Short task
In the following material, identify every line holding the string "которых" and return it.

-- start --

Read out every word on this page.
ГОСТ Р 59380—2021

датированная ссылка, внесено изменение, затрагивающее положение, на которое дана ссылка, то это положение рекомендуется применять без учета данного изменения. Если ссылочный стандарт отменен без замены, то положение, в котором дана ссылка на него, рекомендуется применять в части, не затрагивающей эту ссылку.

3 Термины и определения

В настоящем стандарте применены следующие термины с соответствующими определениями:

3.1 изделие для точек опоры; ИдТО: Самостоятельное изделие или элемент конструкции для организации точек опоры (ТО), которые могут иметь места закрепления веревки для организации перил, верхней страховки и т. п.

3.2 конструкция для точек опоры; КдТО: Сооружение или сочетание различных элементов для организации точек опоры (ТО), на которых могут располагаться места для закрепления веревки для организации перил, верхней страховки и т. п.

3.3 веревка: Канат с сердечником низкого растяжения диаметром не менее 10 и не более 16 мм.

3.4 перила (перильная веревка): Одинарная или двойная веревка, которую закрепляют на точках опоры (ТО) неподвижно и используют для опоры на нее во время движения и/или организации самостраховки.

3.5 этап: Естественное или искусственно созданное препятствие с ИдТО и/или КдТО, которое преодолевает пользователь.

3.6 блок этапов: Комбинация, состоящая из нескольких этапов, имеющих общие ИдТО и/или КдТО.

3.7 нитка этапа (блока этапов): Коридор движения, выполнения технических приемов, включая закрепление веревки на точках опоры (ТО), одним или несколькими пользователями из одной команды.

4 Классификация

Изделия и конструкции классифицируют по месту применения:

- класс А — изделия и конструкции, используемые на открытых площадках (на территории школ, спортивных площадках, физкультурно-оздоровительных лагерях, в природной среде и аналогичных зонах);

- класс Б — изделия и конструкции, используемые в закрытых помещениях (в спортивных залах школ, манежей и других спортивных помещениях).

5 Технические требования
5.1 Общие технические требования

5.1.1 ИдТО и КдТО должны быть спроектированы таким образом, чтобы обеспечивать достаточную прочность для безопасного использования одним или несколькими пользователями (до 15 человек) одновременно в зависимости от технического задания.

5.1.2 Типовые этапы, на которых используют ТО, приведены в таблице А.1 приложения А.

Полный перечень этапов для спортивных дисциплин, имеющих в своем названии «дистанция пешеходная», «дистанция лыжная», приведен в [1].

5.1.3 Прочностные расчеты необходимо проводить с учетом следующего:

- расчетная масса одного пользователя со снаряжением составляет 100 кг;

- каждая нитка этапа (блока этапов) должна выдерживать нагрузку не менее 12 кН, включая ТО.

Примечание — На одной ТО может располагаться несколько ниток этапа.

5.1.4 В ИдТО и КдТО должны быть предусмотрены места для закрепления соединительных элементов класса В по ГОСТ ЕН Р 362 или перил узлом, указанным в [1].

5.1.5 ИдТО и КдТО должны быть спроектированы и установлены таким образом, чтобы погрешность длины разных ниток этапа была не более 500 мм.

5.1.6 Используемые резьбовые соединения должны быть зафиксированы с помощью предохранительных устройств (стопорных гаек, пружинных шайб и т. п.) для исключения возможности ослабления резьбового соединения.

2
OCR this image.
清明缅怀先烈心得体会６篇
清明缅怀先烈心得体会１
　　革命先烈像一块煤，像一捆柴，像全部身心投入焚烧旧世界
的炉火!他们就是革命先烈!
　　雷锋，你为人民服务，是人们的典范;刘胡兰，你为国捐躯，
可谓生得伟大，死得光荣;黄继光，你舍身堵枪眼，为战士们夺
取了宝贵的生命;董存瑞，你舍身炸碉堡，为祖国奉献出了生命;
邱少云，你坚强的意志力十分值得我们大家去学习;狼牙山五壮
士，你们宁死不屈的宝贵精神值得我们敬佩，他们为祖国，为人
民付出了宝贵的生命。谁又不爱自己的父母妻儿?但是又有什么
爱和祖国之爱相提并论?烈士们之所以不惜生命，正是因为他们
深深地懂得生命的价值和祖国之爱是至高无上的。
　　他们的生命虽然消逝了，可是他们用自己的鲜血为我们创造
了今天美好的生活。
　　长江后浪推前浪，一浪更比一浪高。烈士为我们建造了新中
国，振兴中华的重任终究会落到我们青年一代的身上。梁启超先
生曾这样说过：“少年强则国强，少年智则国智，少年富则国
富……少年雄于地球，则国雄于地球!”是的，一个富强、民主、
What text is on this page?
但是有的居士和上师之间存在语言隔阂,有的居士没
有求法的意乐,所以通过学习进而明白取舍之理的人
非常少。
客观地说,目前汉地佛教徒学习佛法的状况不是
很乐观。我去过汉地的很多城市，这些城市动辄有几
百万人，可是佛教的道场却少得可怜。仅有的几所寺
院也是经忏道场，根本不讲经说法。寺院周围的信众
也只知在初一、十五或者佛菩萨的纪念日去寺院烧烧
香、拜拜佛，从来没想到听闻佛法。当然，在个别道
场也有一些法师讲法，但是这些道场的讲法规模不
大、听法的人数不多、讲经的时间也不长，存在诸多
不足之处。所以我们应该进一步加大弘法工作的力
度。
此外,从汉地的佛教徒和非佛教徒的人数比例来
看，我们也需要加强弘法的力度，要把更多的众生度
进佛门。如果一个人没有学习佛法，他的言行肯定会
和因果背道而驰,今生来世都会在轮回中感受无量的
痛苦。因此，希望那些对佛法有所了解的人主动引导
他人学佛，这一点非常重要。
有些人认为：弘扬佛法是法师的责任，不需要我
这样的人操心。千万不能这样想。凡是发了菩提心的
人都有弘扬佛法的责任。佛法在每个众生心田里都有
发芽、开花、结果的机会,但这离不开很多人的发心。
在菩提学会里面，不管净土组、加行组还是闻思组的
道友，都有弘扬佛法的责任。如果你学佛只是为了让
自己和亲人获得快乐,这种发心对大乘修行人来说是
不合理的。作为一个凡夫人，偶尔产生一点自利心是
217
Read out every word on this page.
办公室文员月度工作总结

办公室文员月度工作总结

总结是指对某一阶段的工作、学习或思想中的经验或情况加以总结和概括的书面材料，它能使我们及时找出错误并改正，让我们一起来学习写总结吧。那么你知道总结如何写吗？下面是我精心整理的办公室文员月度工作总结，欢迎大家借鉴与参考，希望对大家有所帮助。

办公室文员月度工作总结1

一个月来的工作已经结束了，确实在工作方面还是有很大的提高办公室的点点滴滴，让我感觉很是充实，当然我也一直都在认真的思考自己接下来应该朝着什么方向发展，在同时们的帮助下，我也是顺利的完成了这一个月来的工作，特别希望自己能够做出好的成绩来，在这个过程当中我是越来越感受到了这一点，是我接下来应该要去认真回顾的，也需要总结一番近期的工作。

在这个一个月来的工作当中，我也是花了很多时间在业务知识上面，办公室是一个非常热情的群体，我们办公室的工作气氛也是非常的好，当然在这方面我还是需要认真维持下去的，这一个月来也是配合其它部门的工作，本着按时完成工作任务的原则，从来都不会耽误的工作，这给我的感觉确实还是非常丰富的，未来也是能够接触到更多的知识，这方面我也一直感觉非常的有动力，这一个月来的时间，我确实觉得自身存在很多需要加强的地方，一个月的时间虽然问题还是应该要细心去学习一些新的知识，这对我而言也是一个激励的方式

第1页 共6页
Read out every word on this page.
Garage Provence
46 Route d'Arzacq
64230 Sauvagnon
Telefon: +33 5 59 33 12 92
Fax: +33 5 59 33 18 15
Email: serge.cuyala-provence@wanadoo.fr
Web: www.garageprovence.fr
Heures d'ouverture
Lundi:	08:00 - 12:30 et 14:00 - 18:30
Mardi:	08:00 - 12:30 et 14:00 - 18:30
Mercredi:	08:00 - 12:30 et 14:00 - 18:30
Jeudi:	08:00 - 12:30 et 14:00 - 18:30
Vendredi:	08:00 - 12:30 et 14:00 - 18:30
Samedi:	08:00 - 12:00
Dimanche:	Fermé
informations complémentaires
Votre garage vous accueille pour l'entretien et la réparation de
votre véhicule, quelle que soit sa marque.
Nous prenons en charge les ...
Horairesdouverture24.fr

-- end --

Exercise result
3.2 конструкция для точек опоры; КдТО: Сооружение или сочетание различных элементов для организации точек опоры (ТО), на которых могут располагаться места для закрепления веревки для организации перил, верхней страховки и т. п.
5.1.2 Типовые этапы, на которых используют ТО, приведены в таблице А.1 приложения А.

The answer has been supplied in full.